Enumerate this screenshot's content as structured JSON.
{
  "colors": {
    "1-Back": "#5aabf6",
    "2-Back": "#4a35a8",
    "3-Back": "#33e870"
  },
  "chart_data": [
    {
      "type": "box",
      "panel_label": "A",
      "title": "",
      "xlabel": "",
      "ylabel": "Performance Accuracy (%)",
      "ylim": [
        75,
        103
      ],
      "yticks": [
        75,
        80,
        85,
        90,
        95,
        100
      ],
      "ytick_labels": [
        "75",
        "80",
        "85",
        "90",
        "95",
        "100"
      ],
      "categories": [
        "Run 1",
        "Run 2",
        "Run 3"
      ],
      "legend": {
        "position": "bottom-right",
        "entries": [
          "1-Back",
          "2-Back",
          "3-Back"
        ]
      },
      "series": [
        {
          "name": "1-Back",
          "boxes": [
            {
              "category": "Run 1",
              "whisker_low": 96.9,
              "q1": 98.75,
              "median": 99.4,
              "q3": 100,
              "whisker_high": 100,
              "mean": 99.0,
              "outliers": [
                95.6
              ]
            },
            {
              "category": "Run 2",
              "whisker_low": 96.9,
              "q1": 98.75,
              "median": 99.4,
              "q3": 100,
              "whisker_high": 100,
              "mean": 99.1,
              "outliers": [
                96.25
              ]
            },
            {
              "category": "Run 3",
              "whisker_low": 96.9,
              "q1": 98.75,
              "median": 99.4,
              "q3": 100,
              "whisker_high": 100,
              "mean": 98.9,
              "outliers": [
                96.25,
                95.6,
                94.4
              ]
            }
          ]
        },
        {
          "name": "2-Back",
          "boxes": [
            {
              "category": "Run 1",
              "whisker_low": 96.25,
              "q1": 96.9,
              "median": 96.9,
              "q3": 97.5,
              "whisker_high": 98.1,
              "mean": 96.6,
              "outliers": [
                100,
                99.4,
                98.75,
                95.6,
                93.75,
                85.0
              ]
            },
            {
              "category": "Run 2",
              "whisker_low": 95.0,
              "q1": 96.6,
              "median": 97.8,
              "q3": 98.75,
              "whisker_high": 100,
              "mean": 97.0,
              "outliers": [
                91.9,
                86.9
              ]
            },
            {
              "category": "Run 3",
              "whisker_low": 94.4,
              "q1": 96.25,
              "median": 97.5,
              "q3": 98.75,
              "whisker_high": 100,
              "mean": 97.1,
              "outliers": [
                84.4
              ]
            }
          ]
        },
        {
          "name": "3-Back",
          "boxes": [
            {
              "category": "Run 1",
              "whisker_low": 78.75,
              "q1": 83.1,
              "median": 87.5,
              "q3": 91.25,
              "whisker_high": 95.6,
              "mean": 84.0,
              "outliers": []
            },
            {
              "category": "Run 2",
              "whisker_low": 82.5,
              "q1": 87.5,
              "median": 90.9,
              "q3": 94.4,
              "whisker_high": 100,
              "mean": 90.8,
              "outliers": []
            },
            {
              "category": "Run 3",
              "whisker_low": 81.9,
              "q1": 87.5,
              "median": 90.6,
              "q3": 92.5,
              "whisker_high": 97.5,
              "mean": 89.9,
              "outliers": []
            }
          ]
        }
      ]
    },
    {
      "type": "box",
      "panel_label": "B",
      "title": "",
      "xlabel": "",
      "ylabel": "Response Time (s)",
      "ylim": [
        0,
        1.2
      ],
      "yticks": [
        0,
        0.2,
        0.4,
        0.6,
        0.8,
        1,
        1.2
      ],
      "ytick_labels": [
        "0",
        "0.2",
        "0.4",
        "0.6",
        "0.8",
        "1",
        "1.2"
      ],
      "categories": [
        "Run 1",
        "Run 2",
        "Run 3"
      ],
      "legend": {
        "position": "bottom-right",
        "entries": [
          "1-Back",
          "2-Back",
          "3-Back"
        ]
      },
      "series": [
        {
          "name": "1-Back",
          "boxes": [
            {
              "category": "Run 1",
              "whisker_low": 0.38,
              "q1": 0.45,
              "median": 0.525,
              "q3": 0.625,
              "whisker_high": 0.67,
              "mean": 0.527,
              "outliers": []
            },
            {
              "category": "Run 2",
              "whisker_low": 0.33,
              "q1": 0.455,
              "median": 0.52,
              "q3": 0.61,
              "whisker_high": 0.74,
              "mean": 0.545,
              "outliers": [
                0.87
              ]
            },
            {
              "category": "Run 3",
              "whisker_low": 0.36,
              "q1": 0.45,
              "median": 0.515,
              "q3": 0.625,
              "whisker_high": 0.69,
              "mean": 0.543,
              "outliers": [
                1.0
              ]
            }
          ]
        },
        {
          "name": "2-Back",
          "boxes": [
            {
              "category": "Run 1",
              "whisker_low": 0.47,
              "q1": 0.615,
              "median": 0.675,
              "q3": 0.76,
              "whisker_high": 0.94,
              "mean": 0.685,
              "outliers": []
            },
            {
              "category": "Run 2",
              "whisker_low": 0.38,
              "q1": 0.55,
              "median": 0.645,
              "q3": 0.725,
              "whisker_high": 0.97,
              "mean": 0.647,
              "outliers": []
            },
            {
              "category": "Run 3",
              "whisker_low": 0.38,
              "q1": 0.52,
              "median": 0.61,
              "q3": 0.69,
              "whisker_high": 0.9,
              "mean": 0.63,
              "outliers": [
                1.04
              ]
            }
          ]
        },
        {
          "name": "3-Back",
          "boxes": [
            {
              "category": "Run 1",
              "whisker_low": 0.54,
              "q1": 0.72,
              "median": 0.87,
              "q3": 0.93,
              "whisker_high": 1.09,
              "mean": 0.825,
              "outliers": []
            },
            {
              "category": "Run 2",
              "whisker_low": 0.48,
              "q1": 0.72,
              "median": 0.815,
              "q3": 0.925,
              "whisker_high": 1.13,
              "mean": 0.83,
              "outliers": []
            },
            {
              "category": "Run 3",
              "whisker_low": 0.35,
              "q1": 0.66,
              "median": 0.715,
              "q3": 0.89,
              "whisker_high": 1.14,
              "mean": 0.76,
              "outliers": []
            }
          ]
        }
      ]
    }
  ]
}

REQUEST:
Please reproduce all of the entries exactly as they stand.

SOLUTION FOR THIS EXERCISE:
Enumerate this screenshot's content as structured JSON.
{
  "colors": {
    "1-Back": "#5aabf6",
    "2-Back": "#4a35a8",
    "3-Back": "#33e870"
  },
  "chart_data": [
    {
      "type": "box",
      "panel_label": "A",
      "title": "",
      "xlabel": "",
      "ylabel": "Performance Accuracy (%)",
      "ylim": [
        75,
        103
      ],
      "yticks": [
        75,
        80,
        85,
        90,
        95,
        100
      ],
      "ytick_labels": [
        "75",
        "80",
        "85",
        "90",
        "95",
        "100"
      ],
      "categories": [
        "Run 1",
        "Run 2",
        "Run 3"
      ],
      "legend": {
        "position": "bottom-right",
        "entries": [
          "1-Back",
          "2-Back",
          "3-Back"
        ]
      },
      "series": [
        {
          "name": "1-Back",
          "boxes": [
            {
              "category": "Run 1",
              "whisker_low": 96.9,
              "q1": 98.75,
              "median": 99.4,
              "q3": 100,
              "whisker_high": 100,
              "mean": 99.0,
              "outliers": [
                95.6
              ]
            },
            {
              "category": "Run 2",
              "whisker_low": 96.9,
              "q1": 98.75,
              "median": 99.4,
              "q3": 100,
              "whisker_high": 100,
              "mean": 99.1,
              "outliers": [
                96.25
              ]
            },
            {
              "category": "Run 3",
              "whisker_low": 96.9,
              "q1": 98.75,
              "median": 99.4,
              "q3": 100,
              "whisker_high": 100,
              "mean": 98.9,
              "outliers": [
                96.25,
                95.6,
                94.4
              ]
            }
          ]
        },
        {
          "name": "2-Back",
          "boxes": [
            {
              "category": "Run 1",
              "whisker_low": 96.25,
              "q1": 96.9,
              "median": 96.9,
              "q3": 97.5,
              "whisker_high": 98.1,
              "mean": 96.6,
              "outliers": [
                100,
                99.4,
                98.75,
                95.6,
                93.75,
                85.0
              ]
            },
            {
              "category": "Run 2",
              "whisker_low": 95.0,
              "q1": 96.6,
              "median": 97.8,
              "q3": 98.75,
              "whisker_high": 100,
              "mean": 97.0,
              "outliers": [
                91.9,
                86.9
              ]
            },
            {
              "category": "Run 3",
              "whisker_low": 94.4,
              "q1": 96.25,
              "median": 97.5,
              "q3": 98.75,
              "whisker_high": 100,
              "mean": 97.1,
              "outliers": [
                84.4
              ]
            }
          ]
        },
        {
          "name": "3-Back",
          "boxes": [
            {
              "category": "Run 1",
              "whisker_low": 78.75,
              "q1": 83.1,
              "median": 87.5,
              "q3": 91.25,
              "whisker_high": 95.6,
              "mean": 84.0,
              "outliers": []
            },
            {
              "category": "Run 2",
              "whisker_low": 82.5,
              "q1": 87.5,
              "median": 90.9,
              "q3": 94.4,
              "whisker_high": 100,
              "mean": 90.8,
              "outliers": []
            },
            {
              "category": "Run 3",
              "whisker_low": 81.9,
              "q1": 87.5,
              "median": 90.6,
              "q3": 92.5,
              "whisker_high": 97.5,
              "mean": 89.9,
              "outliers": []
            }
          ]
        }
      ]
    },
    {
      "type": "box",
      "panel_label": "B",
      "title": "",
      "xlabel": "",
      "ylabel": "Response Time (s)",
      "ylim": [
        0,
        1.2
      ],
      "yticks": [
        0,
        0.2,
        0.4,
        0.6,
        0.8,
        1,
        1.2
      ],
      "ytick_labels": [
        "0",
        "0.2",
        "0.4",
        "0.6",
        "0.8",
        "1",
        "1.2"
      ],
      "categories": [
        "Run 1",
        "Run 2",
        "Run 3"
      ],
      "legend": {
        "position": "bottom-right",
        "entries": [
          "1-Back",
          "2-Back",
          "3-Back"
        ]
      },
      "series": [
        {
          "name": "1-Back",
          "boxes": [
            {
              "category": "Run 1",
              "whisker_low": 0.38,
              "q1": 0.45,
              "median": 0.525,
              "q3": 0.625,
              "whisker_high": 0.67,
              "mean": 0.527,
              "outliers": []
            },
            {
              "category": "Run 2",
              "whisker_low": 0.33,
              "q1": 0.455,
              "median": 0.52,
              "q3": 0.61,
              "whisker_high": 0.74,
              "mean": 0.545,
              "outliers": [
                0.87
              ]
            },
            {
              "category": "Run 3",
              "whisker_low": 0.36,
              "q1": 0.45,
              "median": 0.515,
              "q3": 0.625,
              "whisker_high": 0.69,
              "mean": 0.543,
              "outliers": [
                1.0
              ]
            }
          ]
        },
        {
          "name": "2-Back",
          "boxes": [
            {
              "category": "Run 1",
              "whisker_low": 0.47,
              "q1": 0.615,
              "median": 0.675,
              "q3": 0.76,
              "whisker_high": 0.94,
              "mean": 0.685,
              "outliers": []
            },
            {
              "category": "Run 2",
              "whisker_low": 0.38,
              "q1": 0.55,
              "median": 0.645,
              "q3": 0.725,
              "whisker_high": 0.97,
              "mean": 0.647,
              "outliers": []
            },
            {
              "category": "Run 3",
              "whisker_low": 0.38,
              "q1": 0.52,
              "median": 0.61,
              "q3": 0.69,
              "whisker_high": 0.9,
              "mean": 0.63,
              "outliers": [
                1.04
              ]
            }
          ]
        },
        {
          "name": "3-Back",
          "boxes": [
            {
              "category": "Run 1",
              "whisker_low": 0.54,
              "q1": 0.72,
              "median": 0.87,
              "q3": 0.93,
              "whisker_high": 1.09,
              "mean": 0.825,
              "outliers": []
            },
            {
              "category": "Run 2",
              "whisker_low": 0.48,
              "q1": 0.72,
              "median": 0.815,
              "q3": 0.925,
              "whisker_high": 1.13,
              "mean": 0.83,
              "outliers": []
            },
            {
              "category": "Run 3",
              "whisker_low": 0.35,
              "q1": 0.66,
              "median": 0.715,
              "q3": 0.89,
              "whisker_high": 1.14,
              "mean": 0.76,
              "outliers": []
            }
          ]
        }
      ]
    }
  ]
}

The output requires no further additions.